━━━━━ Available data ━━━━━

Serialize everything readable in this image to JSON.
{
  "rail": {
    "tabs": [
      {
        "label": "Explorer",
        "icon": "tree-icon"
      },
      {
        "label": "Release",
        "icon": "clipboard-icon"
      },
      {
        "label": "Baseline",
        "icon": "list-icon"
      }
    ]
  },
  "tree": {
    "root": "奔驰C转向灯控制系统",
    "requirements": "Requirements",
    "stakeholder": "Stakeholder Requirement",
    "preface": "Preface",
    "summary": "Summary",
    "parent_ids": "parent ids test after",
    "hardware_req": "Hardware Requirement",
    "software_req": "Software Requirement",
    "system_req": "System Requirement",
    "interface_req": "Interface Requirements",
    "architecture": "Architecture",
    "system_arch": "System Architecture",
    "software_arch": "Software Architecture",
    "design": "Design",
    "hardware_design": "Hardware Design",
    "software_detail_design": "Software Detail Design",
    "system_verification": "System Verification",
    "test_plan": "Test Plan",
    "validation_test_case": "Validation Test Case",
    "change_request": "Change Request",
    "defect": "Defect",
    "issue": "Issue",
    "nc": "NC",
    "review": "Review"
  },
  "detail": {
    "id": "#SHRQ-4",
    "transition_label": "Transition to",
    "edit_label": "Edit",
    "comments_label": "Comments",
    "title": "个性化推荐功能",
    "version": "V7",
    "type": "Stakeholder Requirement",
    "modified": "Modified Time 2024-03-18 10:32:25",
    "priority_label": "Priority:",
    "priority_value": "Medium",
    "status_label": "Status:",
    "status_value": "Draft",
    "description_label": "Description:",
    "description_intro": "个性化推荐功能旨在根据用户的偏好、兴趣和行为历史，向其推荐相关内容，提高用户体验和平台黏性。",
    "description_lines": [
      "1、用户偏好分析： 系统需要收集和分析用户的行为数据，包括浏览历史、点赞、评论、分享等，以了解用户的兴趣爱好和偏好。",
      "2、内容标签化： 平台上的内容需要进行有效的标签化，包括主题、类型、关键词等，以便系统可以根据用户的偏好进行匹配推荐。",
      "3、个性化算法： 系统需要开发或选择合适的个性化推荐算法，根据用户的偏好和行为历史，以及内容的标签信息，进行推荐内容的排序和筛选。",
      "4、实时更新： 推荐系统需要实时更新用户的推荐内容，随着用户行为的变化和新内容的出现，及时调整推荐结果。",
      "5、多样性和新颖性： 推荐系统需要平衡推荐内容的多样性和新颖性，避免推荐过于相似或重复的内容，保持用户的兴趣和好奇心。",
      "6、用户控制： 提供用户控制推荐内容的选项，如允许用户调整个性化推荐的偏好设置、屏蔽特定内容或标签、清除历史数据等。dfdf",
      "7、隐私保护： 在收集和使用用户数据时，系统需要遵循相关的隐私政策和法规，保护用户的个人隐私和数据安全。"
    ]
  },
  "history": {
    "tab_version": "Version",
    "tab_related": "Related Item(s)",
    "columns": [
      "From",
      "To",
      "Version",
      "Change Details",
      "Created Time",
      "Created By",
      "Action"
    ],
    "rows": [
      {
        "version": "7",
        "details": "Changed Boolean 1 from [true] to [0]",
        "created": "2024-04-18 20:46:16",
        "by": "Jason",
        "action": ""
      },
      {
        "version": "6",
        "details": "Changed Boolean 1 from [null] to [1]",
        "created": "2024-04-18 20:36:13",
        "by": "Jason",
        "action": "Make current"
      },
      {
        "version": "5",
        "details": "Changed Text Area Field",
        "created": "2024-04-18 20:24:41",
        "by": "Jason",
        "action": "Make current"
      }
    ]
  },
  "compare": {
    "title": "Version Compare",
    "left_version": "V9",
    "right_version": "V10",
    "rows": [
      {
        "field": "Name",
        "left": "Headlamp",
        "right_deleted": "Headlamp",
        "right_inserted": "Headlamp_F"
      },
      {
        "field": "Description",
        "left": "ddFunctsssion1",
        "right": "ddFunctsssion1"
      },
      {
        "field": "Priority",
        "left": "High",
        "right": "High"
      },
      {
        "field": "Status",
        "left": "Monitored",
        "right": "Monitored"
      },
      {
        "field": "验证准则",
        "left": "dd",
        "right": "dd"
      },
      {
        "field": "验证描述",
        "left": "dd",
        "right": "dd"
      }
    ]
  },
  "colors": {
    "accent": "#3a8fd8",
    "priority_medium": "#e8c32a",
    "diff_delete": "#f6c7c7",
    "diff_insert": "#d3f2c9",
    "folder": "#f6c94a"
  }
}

━━━━━
━━━━━ Available data ━━━━━

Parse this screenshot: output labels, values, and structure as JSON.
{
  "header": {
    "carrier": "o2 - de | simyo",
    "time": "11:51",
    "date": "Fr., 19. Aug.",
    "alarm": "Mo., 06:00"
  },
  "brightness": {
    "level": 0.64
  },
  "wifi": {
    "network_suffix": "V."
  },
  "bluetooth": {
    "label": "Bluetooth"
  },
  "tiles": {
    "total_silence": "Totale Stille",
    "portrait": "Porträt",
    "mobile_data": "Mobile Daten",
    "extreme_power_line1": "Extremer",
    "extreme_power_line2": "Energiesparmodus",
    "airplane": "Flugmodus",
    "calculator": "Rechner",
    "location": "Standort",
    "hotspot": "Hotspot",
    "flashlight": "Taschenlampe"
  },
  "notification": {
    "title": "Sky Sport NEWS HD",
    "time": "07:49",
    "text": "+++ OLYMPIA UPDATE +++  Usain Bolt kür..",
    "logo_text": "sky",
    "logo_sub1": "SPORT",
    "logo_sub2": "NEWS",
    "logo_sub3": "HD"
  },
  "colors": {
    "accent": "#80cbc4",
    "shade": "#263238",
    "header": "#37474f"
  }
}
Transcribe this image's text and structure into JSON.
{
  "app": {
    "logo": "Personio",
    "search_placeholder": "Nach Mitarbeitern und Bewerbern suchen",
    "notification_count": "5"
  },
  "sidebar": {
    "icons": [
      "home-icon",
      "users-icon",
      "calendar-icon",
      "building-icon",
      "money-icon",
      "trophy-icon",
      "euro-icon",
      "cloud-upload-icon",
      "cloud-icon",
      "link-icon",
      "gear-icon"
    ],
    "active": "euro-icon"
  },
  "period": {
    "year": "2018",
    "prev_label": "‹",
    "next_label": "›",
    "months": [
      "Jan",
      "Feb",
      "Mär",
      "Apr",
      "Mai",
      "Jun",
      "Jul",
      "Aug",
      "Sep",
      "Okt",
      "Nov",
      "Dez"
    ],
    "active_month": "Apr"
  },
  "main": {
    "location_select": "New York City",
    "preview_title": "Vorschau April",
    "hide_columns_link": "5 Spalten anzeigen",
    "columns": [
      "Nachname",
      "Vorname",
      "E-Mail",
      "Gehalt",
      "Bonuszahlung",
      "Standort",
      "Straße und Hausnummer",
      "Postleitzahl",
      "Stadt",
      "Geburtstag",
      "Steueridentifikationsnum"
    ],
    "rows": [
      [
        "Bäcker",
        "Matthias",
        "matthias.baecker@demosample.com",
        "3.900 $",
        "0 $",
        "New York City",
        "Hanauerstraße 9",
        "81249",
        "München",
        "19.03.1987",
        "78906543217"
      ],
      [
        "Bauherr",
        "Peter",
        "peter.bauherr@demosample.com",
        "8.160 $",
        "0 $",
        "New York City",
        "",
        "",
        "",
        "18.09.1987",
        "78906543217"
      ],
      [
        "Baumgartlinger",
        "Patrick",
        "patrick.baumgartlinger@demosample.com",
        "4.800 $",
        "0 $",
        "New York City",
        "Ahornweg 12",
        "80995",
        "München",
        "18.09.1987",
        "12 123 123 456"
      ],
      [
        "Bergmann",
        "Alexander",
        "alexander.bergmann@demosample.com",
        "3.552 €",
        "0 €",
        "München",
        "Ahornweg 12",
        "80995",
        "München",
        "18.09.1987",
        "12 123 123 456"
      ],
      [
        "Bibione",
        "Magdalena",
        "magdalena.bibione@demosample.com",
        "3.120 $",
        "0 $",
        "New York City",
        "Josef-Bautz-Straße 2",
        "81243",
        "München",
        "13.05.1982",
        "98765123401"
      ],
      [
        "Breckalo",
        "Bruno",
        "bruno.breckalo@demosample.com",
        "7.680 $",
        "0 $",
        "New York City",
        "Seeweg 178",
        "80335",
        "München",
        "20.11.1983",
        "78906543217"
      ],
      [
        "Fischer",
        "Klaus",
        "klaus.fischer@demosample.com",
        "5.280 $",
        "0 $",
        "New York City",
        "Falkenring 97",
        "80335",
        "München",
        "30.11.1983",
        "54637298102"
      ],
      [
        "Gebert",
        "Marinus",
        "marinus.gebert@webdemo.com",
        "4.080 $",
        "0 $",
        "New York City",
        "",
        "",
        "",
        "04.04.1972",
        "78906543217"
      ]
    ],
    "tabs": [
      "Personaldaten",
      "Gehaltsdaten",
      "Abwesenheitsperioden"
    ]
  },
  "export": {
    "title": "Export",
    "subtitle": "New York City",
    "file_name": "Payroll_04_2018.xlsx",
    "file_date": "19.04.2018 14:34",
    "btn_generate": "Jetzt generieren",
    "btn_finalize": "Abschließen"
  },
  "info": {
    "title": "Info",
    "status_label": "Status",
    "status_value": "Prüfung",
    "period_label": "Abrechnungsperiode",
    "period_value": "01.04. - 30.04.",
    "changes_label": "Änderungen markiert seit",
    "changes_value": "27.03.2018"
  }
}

━━━━━

(What to work on): Keep only the lines that hold the string "System", and copy them out.

(Response to the task):
    "system_req": "System Requirement",
    "system_arch": "System Architecture",
    "system_verification": "System Verification",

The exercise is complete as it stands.